### Provided data
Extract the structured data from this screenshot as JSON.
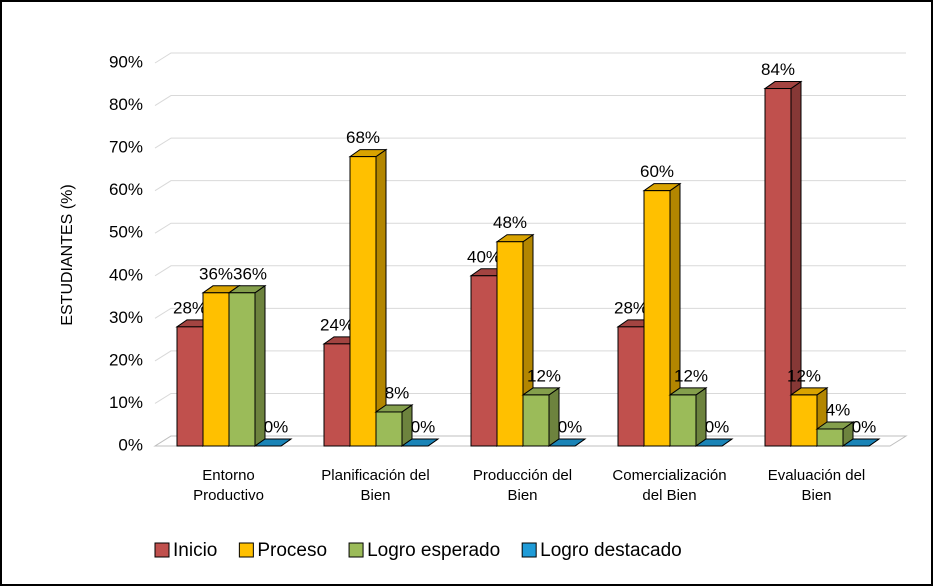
{
  "chart_data": {
    "type": "bar3d",
    "y_label": "ESTUDIANTES (%)",
    "categories": [
      "Entorno Productivo",
      "Planificación del Bien",
      "Producción del Bien",
      "Comercialización del Bien",
      "Evaluación del Bien"
    ],
    "series": [
      {
        "name": "Inicio",
        "color": "#c0504d",
        "values": [
          28,
          24,
          40,
          28,
          84
        ],
        "value_labels": [
          "28%",
          "24%",
          "40%",
          "28%",
          "84%"
        ]
      },
      {
        "name": "Proceso",
        "color": "#ffc000",
        "values": [
          36,
          68,
          48,
          60,
          12
        ],
        "value_labels": [
          "36%",
          "68%",
          "48%",
          "60%",
          "12%"
        ]
      },
      {
        "name": "Logro esperado",
        "color": "#9bbb59",
        "values": [
          36,
          8,
          12,
          12,
          4
        ],
        "value_labels": [
          "36%",
          "8%",
          "12%",
          "12%",
          "4%"
        ]
      },
      {
        "name": "Logro destacado",
        "color": "#1f9bd7",
        "values": [
          0,
          0,
          0,
          0,
          0
        ],
        "value_labels": [
          "0%",
          "0%",
          "0%",
          "0%",
          "0%"
        ]
      }
    ],
    "ylim": [
      0,
      90
    ],
    "yticks": [
      {
        "value": 0,
        "label": "0%"
      },
      {
        "value": 10,
        "label": "10%"
      },
      {
        "value": 20,
        "label": "20%"
      },
      {
        "value": 30,
        "label": "30%"
      },
      {
        "value": 40,
        "label": "40%"
      },
      {
        "value": 50,
        "label": "50%"
      },
      {
        "value": 60,
        "label": "60%"
      },
      {
        "value": 70,
        "label": "70%"
      },
      {
        "value": 80,
        "label": "80%"
      },
      {
        "value": 90,
        "label": "90%"
      }
    ],
    "grid": true,
    "legend": "bottom"
  }
}
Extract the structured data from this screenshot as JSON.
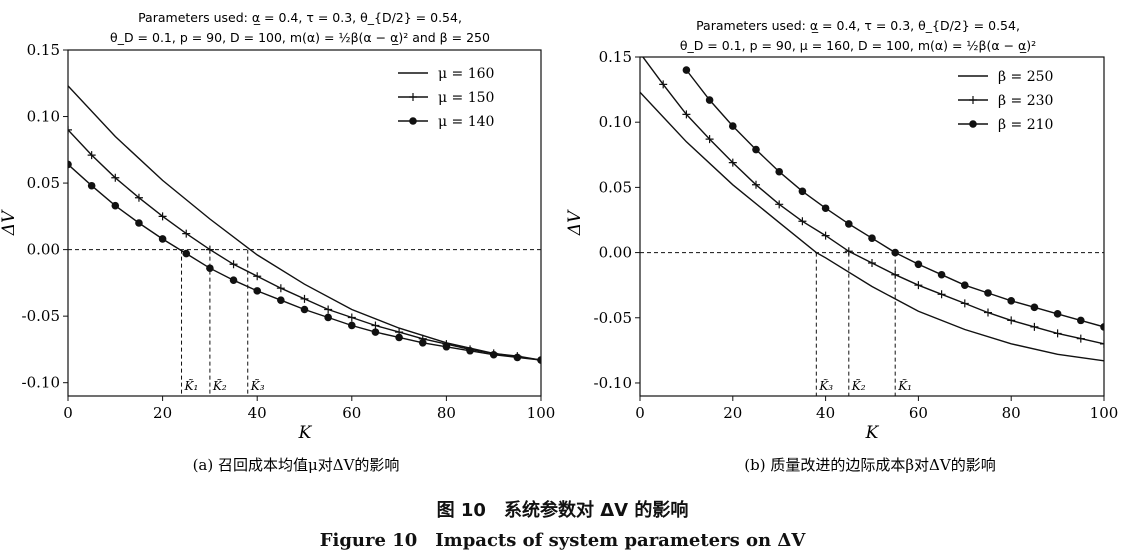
{
  "figure": {
    "caption_cn": "图 10　系统参数对 ΔV 的影响",
    "caption_en": "Figure 10　Impacts of system parameters on ΔV"
  },
  "chart_data": [
    {
      "type": "line",
      "params_line1": "Parameters used: α̲ = 0.4, τ = 0.3, θ_{D/2} = 0.54,",
      "params_line2": "θ_D = 0.1, p = 90, D = 100, m(α) = ½β(α − α̲)² and β = 250",
      "xlabel": "K",
      "ylabel": "ΔV",
      "xlim": [
        0,
        100
      ],
      "ylim": [
        -0.11,
        0.15
      ],
      "xticks": [
        "0",
        "20",
        "40",
        "60",
        "80",
        "100"
      ],
      "yticks": [
        "0.15",
        "0.10",
        "0.05",
        "0.00",
        "-0.05",
        "-0.10"
      ],
      "legend_position": "top-right",
      "caption": "(a) 召回成本均值μ对ΔV的影响",
      "zero_line": 0,
      "series": [
        {
          "name": "μ = 160",
          "marker": "none",
          "x": [
            0,
            10,
            20,
            30,
            38.5,
            40,
            50,
            60,
            70,
            80,
            90,
            100
          ],
          "y": [
            0.123,
            0.085,
            0.052,
            0.023,
            0.0,
            -0.004,
            -0.026,
            -0.045,
            -0.059,
            -0.07,
            -0.078,
            -0.083
          ]
        },
        {
          "name": "μ = 150",
          "marker": "plus",
          "x": [
            0,
            5,
            10,
            15,
            20,
            25,
            30,
            35,
            40,
            45,
            50,
            55,
            60,
            65,
            70,
            75,
            80,
            85,
            90,
            95,
            100
          ],
          "y": [
            0.09,
            0.071,
            0.054,
            0.039,
            0.025,
            0.012,
            0.0,
            -0.011,
            -0.02,
            -0.029,
            -0.037,
            -0.045,
            -0.051,
            -0.057,
            -0.062,
            -0.067,
            -0.071,
            -0.075,
            -0.078,
            -0.08,
            -0.083
          ]
        },
        {
          "name": "μ = 140",
          "marker": "circle",
          "x": [
            0,
            5,
            10,
            15,
            20,
            25,
            30,
            35,
            40,
            45,
            50,
            55,
            60,
            65,
            70,
            75,
            80,
            85,
            90,
            95,
            100
          ],
          "y": [
            0.064,
            0.048,
            0.033,
            0.02,
            0.008,
            -0.003,
            -0.014,
            -0.023,
            -0.031,
            -0.038,
            -0.045,
            -0.051,
            -0.057,
            -0.062,
            -0.066,
            -0.07,
            -0.073,
            -0.076,
            -0.079,
            -0.081,
            -0.083
          ]
        }
      ],
      "vlines": [
        {
          "x": 24,
          "label": "K̃₁"
        },
        {
          "x": 30,
          "label": "K̃₂"
        },
        {
          "x": 38,
          "label": "K̃₃"
        }
      ]
    },
    {
      "type": "line",
      "params_line1": "Parameters used: α̲ = 0.4, τ = 0.3, θ_{D/2} = 0.54,",
      "params_line2": "θ_D = 0.1, p = 90, μ = 160, D = 100, m(α) = ½β(α − α̲)²",
      "xlabel": "K",
      "ylabel": "ΔV",
      "xlim": [
        0,
        100
      ],
      "ylim": [
        -0.11,
        0.15
      ],
      "xticks": [
        "0",
        "20",
        "40",
        "60",
        "80",
        "100"
      ],
      "yticks": [
        "0.15",
        "0.10",
        "0.05",
        "0.00",
        "-0.05",
        "-0.10"
      ],
      "legend_position": "top-right",
      "caption": "(b) 质量改进的边际成本β对ΔV的影响",
      "zero_line": 0,
      "series": [
        {
          "name": "β = 250",
          "marker": "none",
          "x": [
            0,
            10,
            20,
            30,
            38,
            40,
            50,
            60,
            70,
            80,
            90,
            100
          ],
          "y": [
            0.123,
            0.085,
            0.052,
            0.023,
            0.0,
            -0.004,
            -0.026,
            -0.045,
            -0.059,
            -0.07,
            -0.078,
            -0.083
          ]
        },
        {
          "name": "β = 230",
          "marker": "plus",
          "x": [
            0,
            5,
            10,
            15,
            20,
            25,
            30,
            35,
            40,
            45,
            50,
            55,
            60,
            65,
            70,
            75,
            80,
            85,
            90,
            95,
            100
          ],
          "y": [
            0.153,
            0.129,
            0.106,
            0.087,
            0.069,
            0.052,
            0.037,
            0.024,
            0.013,
            0.001,
            -0.008,
            -0.017,
            -0.025,
            -0.032,
            -0.039,
            -0.046,
            -0.052,
            -0.057,
            -0.062,
            -0.066,
            -0.07
          ]
        },
        {
          "name": "β = 210",
          "marker": "circle",
          "x": [
            10,
            15,
            20,
            25,
            30,
            35,
            40,
            45,
            50,
            55,
            60,
            65,
            70,
            75,
            80,
            85,
            90,
            95,
            100
          ],
          "y": [
            0.14,
            0.117,
            0.097,
            0.079,
            0.062,
            0.047,
            0.034,
            0.022,
            0.011,
            0.0,
            -0.009,
            -0.017,
            -0.025,
            -0.031,
            -0.037,
            -0.042,
            -0.047,
            -0.052,
            -0.057
          ]
        }
      ],
      "vlines": [
        {
          "x": 38,
          "label": "K̃₃"
        },
        {
          "x": 45,
          "label": "K̃₂"
        },
        {
          "x": 55,
          "label": "K̃₁"
        }
      ]
    }
  ]
}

### Exercise directions
Which lines of the data above contain "name"? Copy each one.

### Reply to the task
        "name": "Inicio",
        "name": "Proceso",
        "name": "Logro esperado",
        "name": "Logro destacado",
          "name": "μ = 160",
          "name": "μ = 150",
          "name": "μ = 140",
          "name": "β = 250",
          "name": "β = 230",
          "name": "β = 210",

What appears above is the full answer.